Set problem: Copy out the entries below precisely; nothing is to be omitted.

[Records that describe figures]
▼
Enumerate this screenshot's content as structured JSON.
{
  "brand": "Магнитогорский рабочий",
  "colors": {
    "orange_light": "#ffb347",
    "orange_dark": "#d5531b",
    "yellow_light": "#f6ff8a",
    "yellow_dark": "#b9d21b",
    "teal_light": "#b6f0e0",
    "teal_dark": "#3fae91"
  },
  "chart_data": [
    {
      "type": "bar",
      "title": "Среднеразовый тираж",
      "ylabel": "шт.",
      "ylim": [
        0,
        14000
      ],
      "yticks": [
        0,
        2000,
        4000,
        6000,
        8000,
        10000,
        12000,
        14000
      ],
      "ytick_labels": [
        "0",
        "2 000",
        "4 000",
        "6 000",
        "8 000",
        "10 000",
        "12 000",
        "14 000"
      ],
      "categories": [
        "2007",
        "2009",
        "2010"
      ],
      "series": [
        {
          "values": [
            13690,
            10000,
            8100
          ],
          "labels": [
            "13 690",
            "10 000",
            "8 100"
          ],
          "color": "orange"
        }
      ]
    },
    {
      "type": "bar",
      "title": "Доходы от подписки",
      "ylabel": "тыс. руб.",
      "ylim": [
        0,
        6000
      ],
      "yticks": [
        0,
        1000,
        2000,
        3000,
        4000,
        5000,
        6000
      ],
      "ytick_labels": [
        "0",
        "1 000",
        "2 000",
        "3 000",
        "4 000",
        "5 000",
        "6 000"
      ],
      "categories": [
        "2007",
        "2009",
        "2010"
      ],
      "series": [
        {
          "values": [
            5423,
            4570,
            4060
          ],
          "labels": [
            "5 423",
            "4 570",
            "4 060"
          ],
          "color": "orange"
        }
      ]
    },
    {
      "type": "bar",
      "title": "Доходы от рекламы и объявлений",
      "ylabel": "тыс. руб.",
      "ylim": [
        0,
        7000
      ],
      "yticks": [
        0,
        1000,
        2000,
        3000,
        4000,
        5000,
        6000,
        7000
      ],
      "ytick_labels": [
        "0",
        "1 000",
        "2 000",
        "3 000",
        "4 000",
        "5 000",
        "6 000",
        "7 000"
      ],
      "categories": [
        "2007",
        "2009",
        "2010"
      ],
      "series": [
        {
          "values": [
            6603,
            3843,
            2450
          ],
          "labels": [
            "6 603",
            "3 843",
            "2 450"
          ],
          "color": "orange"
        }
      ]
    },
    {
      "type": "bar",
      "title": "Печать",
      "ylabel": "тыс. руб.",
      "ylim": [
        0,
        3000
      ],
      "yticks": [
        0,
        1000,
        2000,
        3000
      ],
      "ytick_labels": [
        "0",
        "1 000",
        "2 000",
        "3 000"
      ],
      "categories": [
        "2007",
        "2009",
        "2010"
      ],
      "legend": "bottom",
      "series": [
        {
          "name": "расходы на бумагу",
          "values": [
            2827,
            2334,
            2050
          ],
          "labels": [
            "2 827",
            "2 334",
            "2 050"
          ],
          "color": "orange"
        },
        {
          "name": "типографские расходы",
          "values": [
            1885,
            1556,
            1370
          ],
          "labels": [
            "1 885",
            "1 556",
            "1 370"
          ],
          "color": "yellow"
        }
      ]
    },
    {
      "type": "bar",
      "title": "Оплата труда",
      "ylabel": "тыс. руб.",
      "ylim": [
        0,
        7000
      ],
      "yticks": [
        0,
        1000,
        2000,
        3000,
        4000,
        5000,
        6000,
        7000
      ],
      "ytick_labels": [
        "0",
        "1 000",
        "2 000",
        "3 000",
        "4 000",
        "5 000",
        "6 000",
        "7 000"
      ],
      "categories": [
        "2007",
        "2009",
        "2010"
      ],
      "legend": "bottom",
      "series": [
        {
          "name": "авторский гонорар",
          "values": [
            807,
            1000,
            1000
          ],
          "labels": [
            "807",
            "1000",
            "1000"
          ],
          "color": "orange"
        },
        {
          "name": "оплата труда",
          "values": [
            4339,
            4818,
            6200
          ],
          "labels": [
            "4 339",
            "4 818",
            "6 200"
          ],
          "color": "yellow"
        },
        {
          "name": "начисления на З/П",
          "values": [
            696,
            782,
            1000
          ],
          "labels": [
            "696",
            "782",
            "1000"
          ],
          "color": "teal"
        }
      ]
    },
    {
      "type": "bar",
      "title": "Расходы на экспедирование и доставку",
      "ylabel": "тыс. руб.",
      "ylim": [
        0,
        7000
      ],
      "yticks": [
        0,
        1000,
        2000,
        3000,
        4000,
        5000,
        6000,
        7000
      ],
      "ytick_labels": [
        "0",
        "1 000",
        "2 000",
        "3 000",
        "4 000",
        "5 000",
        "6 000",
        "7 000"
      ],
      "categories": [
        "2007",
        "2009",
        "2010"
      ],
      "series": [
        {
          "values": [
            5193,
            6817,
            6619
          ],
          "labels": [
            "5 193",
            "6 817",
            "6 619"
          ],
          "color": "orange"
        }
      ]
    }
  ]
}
▲
Complete response:
Enumerate this screenshot's content as structured JSON.
{
  "brand": "Магнитогорский рабочий",
  "colors": {
    "orange_light": "#ffb347",
    "orange_dark": "#d5531b",
    "yellow_light": "#f6ff8a",
    "yellow_dark": "#b9d21b",
    "teal_light": "#b6f0e0",
    "teal_dark": "#3fae91"
  },
  "chart_data": [
    {
      "type": "bar",
      "title": "Среднеразовый тираж",
      "ylabel": "шт.",
      "ylim": [
        0,
        14000
      ],
      "yticks": [
        0,
        2000,
        4000,
        6000,
        8000,
        10000,
        12000,
        14000
      ],
      "ytick_labels": [
        "0",
        "2 000",
        "4 000",
        "6 000",
        "8 000",
        "10 000",
        "12 000",
        "14 000"
      ],
      "categories": [
        "2007",
        "2009",
        "2010"
      ],
      "series": [
        {
          "values": [
            13690,
            10000,
            8100
          ],
          "labels": [
            "13 690",
            "10 000",
            "8 100"
          ],
          "color": "orange"
        }
      ]
    },
    {
      "type": "bar",
      "title": "Доходы от подписки",
      "ylabel": "тыс. руб.",
      "ylim": [
        0,
        6000
      ],
      "yticks": [
        0,
        1000,
        2000,
        3000,
        4000,
        5000,
        6000
      ],
      "ytick_labels": [
        "0",
        "1 000",
        "2 000",
        "3 000",
        "4 000",
        "5 000",
        "6 000"
      ],
      "categories": [
        "2007",
        "2009",
        "2010"
      ],
      "series": [
        {
          "values": [
            5423,
            4570,
            4060
          ],
          "labels": [
            "5 423",
            "4 570",
            "4 060"
          ],
          "color": "orange"
        }
      ]
    },
    {
      "type": "bar",
      "title": "Доходы от рекламы и объявлений",
      "ylabel": "тыс. руб.",
      "ylim": [
        0,
        7000
      ],
      "yticks": [
        0,
        1000,
        2000,
        3000,
        4000,
        5000,
        6000,
        7000
      ],
      "ytick_labels": [
        "0",
        "1 000",
        "2 000",
        "3 000",
        "4 000",
        "5 000",
        "6 000",
        "7 000"
      ],
      "categories": [
        "2007",
        "2009",
        "2010"
      ],
      "series": [
        {
          "values": [
            6603,
            3843,
            2450
          ],
          "labels": [
            "6 603",
            "3 843",
            "2 450"
          ],
          "color": "orange"
        }
      ]
    },
    {
      "type": "bar",
      "title": "Печать",
      "ylabel": "тыс. руб.",
      "ylim": [
        0,
        3000
      ],
      "yticks": [
        0,
        1000,
        2000,
        3000
      ],
      "ytick_labels": [
        "0",
        "1 000",
        "2 000",
        "3 000"
      ],
      "categories": [
        "2007",
        "2009",
        "2010"
      ],
      "legend": "bottom",
      "series": [
        {
          "name": "расходы на бумагу",
          "values": [
            2827,
            2334,
            2050
          ],
          "labels": [
            "2 827",
            "2 334",
            "2 050"
          ],
          "color": "orange"
        },
        {
          "name": "типографские расходы",
          "values": [
            1885,
            1556,
            1370
          ],
          "labels": [
            "1 885",
            "1 556",
            "1 370"
          ],
          "color": "yellow"
        }
      ]
    },
    {
      "type": "bar",
      "title": "Оплата труда",
      "ylabel": "тыс. руб.",
      "ylim": [
        0,
        7000
      ],
      "yticks": [
        0,
        1000,
        2000,
        3000,
        4000,
        5000,
        6000,
        7000
      ],
      "ytick_labels": [
        "0",
        "1 000",
        "2 000",
        "3 000",
        "4 000",
        "5 000",
        "6 000",
        "7 000"
      ],
      "categories": [
        "2007",
        "2009",
        "2010"
      ],
      "legend": "bottom",
      "series": [
        {
          "name": "авторский гонорар",
          "values": [
            807,
            1000,
            1000
          ],
          "labels": [
            "807",
            "1000",
            "1000"
          ],
          "color": "orange"
        },
        {
          "name": "оплата труда",
          "values": [
            4339,
            4818,
            6200
          ],
          "labels": [
            "4 339",
            "4 818",
            "6 200"
          ],
          "color": "yellow"
        },
        {
          "name": "начисления на З/П",
          "values": [
            696,
            782,
            1000
          ],
          "labels": [
            "696",
            "782",
            "1000"
          ],
          "color": "teal"
        }
      ]
    },
    {
      "type": "bar",
      "title": "Расходы на экспедирование и доставку",
      "ylabel": "тыс. руб.",
      "ylim": [
        0,
        7000
      ],
      "yticks": [
        0,
        1000,
        2000,
        3000,
        4000,
        5000,
        6000,
        7000
      ],
      "ytick_labels": [
        "0",
        "1 000",
        "2 000",
        "3 000",
        "4 000",
        "5 000",
        "6 000",
        "7 000"
      ],
      "categories": [
        "2007",
        "2009",
        "2010"
      ],
      "series": [
        {
          "values": [
            5193,
            6817,
            6619
          ],
          "labels": [
            "5 193",
            "6 817",
            "6 619"
          ],
          "color": "orange"
        }
      ]
    }
  ]
}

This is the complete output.